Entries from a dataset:
————————

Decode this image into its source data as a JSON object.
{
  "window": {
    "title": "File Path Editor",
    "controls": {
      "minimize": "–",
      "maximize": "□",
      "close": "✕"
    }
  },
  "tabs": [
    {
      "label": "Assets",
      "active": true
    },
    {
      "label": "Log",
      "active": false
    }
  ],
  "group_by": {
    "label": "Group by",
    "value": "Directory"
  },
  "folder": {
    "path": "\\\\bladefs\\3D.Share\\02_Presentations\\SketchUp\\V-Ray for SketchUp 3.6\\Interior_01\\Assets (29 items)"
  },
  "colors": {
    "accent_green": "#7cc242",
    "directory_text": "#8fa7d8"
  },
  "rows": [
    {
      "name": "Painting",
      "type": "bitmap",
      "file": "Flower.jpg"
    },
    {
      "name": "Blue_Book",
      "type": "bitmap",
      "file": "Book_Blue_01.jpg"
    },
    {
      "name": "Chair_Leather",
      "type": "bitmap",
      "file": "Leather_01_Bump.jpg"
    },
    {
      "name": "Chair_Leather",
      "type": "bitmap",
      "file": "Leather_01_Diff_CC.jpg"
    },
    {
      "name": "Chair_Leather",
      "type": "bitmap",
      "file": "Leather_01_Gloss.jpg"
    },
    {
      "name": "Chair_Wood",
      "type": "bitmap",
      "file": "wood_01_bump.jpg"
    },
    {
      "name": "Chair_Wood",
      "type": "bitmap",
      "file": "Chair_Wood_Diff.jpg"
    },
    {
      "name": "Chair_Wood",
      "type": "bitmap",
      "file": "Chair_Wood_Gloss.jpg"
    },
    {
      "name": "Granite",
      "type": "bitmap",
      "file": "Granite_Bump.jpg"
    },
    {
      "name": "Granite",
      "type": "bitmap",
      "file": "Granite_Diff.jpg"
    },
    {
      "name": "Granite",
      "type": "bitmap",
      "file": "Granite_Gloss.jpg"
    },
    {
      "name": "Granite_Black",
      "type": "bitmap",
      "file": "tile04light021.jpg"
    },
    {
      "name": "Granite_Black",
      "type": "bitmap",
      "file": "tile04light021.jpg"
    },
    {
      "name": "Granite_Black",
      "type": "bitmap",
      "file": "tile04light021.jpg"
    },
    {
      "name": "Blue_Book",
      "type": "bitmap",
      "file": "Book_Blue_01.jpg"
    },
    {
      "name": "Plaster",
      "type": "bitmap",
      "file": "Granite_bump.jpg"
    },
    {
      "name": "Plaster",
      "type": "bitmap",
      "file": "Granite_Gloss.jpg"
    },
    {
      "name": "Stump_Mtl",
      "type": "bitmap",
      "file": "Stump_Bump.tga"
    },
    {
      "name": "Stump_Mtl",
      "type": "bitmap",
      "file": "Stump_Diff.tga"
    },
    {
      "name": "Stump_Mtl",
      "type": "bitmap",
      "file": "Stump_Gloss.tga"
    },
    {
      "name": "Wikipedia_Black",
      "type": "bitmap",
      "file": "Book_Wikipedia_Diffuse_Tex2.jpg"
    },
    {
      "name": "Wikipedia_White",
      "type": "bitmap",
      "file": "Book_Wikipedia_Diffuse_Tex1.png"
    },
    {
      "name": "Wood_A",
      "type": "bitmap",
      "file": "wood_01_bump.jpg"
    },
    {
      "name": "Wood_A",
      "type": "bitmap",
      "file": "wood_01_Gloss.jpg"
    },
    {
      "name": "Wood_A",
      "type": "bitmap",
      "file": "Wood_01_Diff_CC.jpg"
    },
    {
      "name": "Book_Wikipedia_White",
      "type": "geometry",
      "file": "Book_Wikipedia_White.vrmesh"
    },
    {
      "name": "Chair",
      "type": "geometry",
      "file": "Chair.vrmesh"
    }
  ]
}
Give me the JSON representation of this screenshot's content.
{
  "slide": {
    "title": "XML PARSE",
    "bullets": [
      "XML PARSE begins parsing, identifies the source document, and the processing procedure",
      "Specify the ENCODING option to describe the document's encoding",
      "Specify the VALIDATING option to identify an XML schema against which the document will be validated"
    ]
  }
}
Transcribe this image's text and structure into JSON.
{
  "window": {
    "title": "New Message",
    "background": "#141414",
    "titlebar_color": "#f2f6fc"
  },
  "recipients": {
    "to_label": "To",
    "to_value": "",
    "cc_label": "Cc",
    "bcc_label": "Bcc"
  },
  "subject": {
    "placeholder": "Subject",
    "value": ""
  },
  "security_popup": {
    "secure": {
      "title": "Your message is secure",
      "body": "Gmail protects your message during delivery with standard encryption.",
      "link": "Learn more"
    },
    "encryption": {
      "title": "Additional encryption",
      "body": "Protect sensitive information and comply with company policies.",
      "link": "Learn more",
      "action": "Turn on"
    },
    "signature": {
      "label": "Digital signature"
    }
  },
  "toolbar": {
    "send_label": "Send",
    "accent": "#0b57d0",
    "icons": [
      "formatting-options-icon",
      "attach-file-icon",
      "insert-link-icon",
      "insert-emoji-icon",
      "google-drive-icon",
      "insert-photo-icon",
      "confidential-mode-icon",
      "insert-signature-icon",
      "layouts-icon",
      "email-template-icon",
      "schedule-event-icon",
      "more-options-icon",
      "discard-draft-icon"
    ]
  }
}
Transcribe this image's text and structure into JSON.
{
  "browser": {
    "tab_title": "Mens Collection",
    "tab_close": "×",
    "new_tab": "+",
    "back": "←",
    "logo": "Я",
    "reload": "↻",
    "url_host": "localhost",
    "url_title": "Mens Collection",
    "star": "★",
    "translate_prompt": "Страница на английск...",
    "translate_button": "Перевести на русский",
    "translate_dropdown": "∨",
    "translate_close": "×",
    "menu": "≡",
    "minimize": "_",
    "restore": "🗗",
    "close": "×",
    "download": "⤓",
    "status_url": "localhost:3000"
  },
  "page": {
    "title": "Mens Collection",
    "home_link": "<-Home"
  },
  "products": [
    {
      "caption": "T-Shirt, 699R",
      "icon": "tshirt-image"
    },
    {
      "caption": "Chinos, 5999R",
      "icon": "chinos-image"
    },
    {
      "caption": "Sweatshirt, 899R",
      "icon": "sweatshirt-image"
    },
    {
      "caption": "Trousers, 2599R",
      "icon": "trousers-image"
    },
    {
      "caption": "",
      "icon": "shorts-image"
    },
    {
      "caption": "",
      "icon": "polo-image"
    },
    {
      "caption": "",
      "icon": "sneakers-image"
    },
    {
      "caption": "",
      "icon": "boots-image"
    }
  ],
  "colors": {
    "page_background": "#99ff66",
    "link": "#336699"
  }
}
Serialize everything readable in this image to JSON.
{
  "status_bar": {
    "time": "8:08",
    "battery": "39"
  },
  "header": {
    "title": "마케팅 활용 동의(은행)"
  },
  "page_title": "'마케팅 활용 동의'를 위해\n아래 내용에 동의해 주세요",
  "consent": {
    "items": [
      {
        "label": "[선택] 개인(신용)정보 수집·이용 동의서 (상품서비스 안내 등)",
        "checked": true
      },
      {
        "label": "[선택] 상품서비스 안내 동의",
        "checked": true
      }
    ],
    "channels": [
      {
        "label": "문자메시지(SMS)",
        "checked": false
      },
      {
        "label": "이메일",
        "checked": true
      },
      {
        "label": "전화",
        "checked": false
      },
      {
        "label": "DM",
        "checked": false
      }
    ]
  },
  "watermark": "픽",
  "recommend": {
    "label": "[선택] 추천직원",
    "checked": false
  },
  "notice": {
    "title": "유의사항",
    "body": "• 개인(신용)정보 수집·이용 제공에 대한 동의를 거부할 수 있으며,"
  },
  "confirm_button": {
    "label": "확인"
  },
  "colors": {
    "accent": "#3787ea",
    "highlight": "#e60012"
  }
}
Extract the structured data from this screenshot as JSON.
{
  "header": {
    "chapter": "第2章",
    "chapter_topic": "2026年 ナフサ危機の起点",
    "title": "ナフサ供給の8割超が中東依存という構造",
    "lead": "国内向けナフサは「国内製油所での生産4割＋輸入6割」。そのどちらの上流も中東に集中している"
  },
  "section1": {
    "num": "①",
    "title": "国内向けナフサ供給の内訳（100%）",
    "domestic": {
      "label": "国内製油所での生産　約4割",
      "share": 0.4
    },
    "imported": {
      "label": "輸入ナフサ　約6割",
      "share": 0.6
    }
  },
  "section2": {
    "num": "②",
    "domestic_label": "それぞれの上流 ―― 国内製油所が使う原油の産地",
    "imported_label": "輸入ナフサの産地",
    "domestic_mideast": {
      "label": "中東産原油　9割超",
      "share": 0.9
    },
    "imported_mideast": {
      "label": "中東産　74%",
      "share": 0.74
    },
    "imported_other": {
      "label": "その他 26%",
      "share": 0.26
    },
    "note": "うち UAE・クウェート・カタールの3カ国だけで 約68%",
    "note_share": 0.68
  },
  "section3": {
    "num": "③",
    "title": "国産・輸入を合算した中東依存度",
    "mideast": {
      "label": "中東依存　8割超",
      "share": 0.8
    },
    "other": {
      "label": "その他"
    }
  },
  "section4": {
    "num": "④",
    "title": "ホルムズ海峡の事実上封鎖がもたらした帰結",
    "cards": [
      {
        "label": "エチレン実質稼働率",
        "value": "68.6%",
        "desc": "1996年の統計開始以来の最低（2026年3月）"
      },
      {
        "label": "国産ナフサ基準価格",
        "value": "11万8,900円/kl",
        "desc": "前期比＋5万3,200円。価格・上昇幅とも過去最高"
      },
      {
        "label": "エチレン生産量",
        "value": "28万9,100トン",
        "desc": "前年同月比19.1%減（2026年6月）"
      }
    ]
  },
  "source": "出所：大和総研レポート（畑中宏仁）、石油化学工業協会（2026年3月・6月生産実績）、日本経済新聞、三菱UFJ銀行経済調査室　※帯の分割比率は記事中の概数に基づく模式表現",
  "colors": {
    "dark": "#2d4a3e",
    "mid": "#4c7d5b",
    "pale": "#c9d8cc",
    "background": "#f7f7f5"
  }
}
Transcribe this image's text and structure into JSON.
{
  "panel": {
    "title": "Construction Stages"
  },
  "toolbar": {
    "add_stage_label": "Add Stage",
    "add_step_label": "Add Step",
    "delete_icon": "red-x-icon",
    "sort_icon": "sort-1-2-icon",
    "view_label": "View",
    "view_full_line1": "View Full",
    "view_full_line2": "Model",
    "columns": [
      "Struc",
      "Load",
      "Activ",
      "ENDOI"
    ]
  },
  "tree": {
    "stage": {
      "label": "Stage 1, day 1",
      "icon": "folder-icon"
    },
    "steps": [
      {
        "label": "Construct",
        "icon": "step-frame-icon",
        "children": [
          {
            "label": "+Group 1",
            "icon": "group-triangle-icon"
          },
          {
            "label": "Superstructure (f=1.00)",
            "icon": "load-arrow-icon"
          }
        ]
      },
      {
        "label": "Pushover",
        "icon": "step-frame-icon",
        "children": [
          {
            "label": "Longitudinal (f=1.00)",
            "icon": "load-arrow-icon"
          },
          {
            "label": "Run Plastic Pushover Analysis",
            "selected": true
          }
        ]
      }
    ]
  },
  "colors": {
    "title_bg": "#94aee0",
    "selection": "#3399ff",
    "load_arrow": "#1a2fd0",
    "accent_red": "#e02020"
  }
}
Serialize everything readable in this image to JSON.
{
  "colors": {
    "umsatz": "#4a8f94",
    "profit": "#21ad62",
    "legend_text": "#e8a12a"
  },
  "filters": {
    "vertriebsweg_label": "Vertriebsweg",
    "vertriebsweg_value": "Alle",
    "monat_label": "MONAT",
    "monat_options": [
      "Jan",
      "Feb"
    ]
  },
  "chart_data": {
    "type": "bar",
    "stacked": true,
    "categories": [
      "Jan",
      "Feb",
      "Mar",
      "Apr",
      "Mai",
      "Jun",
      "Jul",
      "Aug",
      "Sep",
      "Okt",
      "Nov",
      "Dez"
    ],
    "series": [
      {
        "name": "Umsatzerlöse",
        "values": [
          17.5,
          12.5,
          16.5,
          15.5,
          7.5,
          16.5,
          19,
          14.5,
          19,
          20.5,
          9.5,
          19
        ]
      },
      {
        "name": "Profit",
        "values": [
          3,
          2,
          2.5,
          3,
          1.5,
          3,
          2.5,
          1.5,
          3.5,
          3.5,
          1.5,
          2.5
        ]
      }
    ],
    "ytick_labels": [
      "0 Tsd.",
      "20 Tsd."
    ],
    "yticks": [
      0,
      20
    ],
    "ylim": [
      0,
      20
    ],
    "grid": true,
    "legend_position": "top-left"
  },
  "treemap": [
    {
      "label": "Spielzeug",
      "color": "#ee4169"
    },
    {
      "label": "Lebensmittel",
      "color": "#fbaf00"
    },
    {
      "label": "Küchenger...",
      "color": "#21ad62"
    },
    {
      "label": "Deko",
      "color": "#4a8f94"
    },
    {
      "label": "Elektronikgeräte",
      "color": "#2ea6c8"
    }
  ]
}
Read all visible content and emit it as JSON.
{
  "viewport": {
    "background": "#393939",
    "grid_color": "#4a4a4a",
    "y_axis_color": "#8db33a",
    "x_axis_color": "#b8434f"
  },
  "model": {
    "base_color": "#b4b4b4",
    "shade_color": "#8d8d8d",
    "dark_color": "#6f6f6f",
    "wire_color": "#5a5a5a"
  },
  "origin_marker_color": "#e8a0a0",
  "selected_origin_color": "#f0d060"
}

————————

*Task brief*: Each line that contains the string "localhost" counts once; report how many such lines the entries have, giving only the number.

*Result of this task*: 2